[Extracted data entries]
## BEGIN

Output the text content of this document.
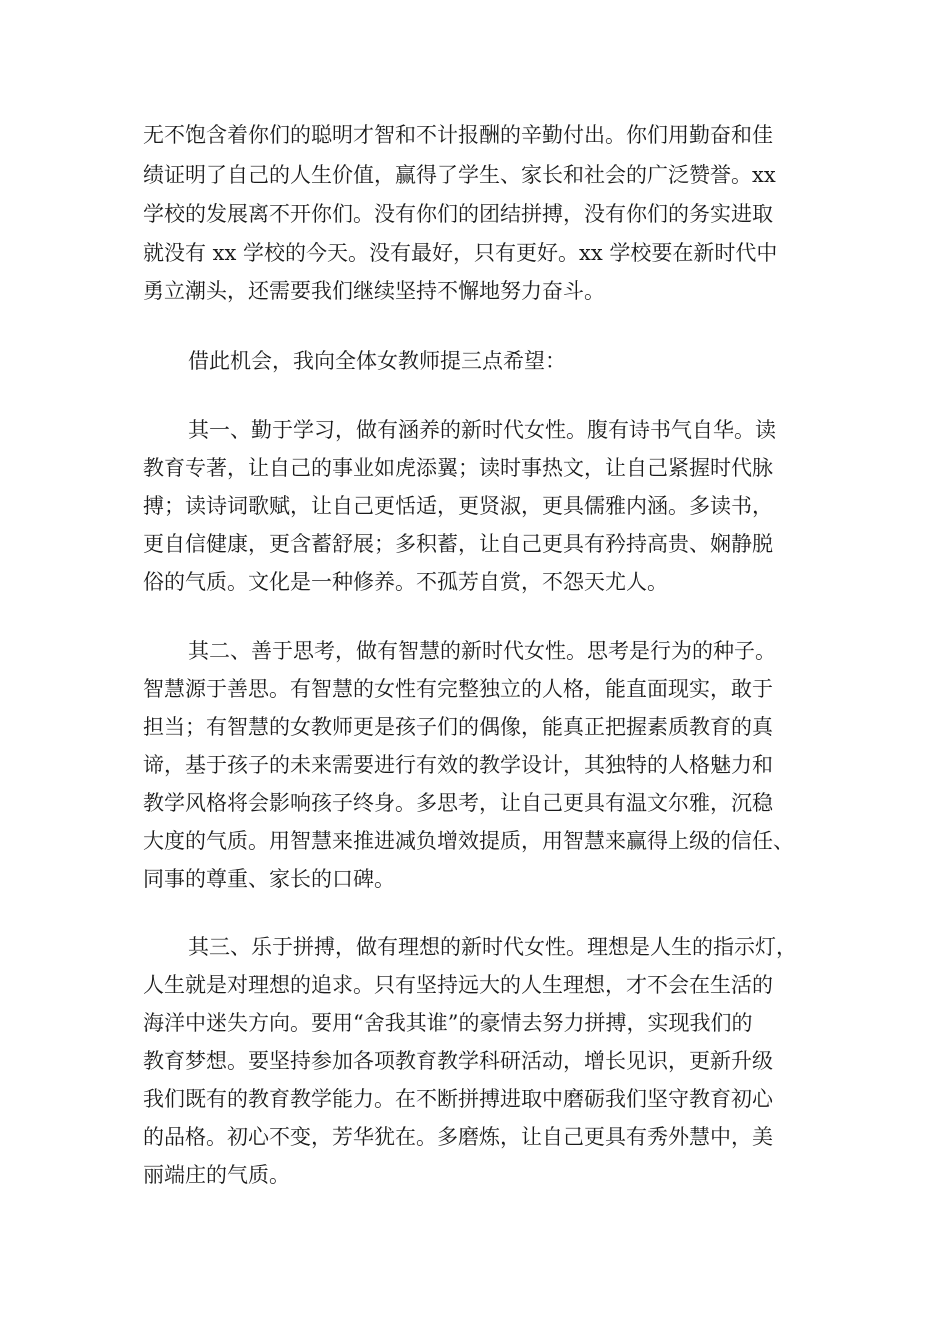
无不饱含着你们的聪明才智和不计报酬的辛勤付出。你们用勤奋和佳
绩证明了自己的人生价值，赢得了学生、家长和社会的广泛赞誉。xx
学校的发展离不开你们。没有你们的团结拼搏，没有你们的务实进取
就没有 xx 学校的今天。没有最好，只有更好。xx 学校要在新时代中
勇立潮头，还需要我们继续坚持不懈地努力奋斗。
借此机会，我向全体女教师提三点希望：
其一、勤于学习，做有涵养的新时代女性。腹有诗书气自华。读
教育专著，让自己的事业如虎添翼；读时事热文，让自己紧握时代脉
搏；读诗词歌赋，让自己更恬适，更贤淑，更具儒雅内涵。多读书，
更自信健康，更含蓄舒展；多积蓄，让自己更具有矜持高贵、娴静脱
俗的气质。文化是一种修养。不孤芳自赏，不怨天尤人。
其二、善于思考，做有智慧的新时代女性。思考是行为的种子。
智慧源于善思。有智慧的女性有完整独立的人格，能直面现实，敢于
担当；有智慧的女教师更是孩子们的偶像，能真正把握素质教育的真
谛，基于孩子的未来需要进行有效的教学设计，其独特的人格魅力和
教学风格将会影响孩子终身。多思考，让自己更具有温文尔雅，沉稳
大度的气质。用智慧来推进减负增效提质，用智慧来赢得上级的信任、
同事的尊重、家长的口碑。
其三、乐于拼搏，做有理想的新时代女性。理想是人生的指示灯，
人生就是对理想的追求。只有坚持远大的人生理想，才不会在生活的
海洋中迷失方向。要用“舍我其谁”的豪情去努力拼搏，实现我们的
教育梦想。要坚持参加各项教育教学科研活动，增长见识，更新升级
我们既有的教育教学能力。在不断拼搏进取中磨砺我们坚守教育初心
的品格。初心不变，芳华犹在。多磨炼，让自己更具有秀外慧中，美
丽端庄的气质。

## END

EXERCISE: Copy the records exactly as they appear, excluding images.

THE COMPLETED TASK:
Output the text content of this document.
无不饱含着你们的聪明才智和不计报酬的辛勤付出。你们用勤奋和佳
绩证明了自己的人生价值，赢得了学生、家长和社会的广泛赞誉。xx
学校的发展离不开你们。没有你们的团结拼搏，没有你们的务实进取
就没有 xx 学校的今天。没有最好，只有更好。xx 学校要在新时代中
勇立潮头，还需要我们继续坚持不懈地努力奋斗。
借此机会，我向全体女教师提三点希望：
其一、勤于学习，做有涵养的新时代女性。腹有诗书气自华。读
教育专著，让自己的事业如虎添翼；读时事热文，让自己紧握时代脉
搏；读诗词歌赋，让自己更恬适，更贤淑，更具儒雅内涵。多读书，
更自信健康，更含蓄舒展；多积蓄，让自己更具有矜持高贵、娴静脱
俗的气质。文化是一种修养。不孤芳自赏，不怨天尤人。
其二、善于思考，做有智慧的新时代女性。思考是行为的种子。
智慧源于善思。有智慧的女性有完整独立的人格，能直面现实，敢于
担当；有智慧的女教师更是孩子们的偶像，能真正把握素质教育的真
谛，基于孩子的未来需要进行有效的教学设计，其独特的人格魅力和
教学风格将会影响孩子终身。多思考，让自己更具有温文尔雅，沉稳
大度的气质。用智慧来推进减负增效提质，用智慧来赢得上级的信任、
同事的尊重、家长的口碑。
其三、乐于拼搏，做有理想的新时代女性。理想是人生的指示灯，
人生就是对理想的追求。只有坚持远大的人生理想，才不会在生活的
海洋中迷失方向。要用“舍我其谁”的豪情去努力拼搏，实现我们的
教育梦想。要坚持参加各项教育教学科研活动，增长见识，更新升级
我们既有的教育教学能力。在不断拼搏进取中磨砺我们坚守教育初心
的品格。初心不变，芳华犹在。多磨炼，让自己更具有秀外慧中，美
丽端庄的气质。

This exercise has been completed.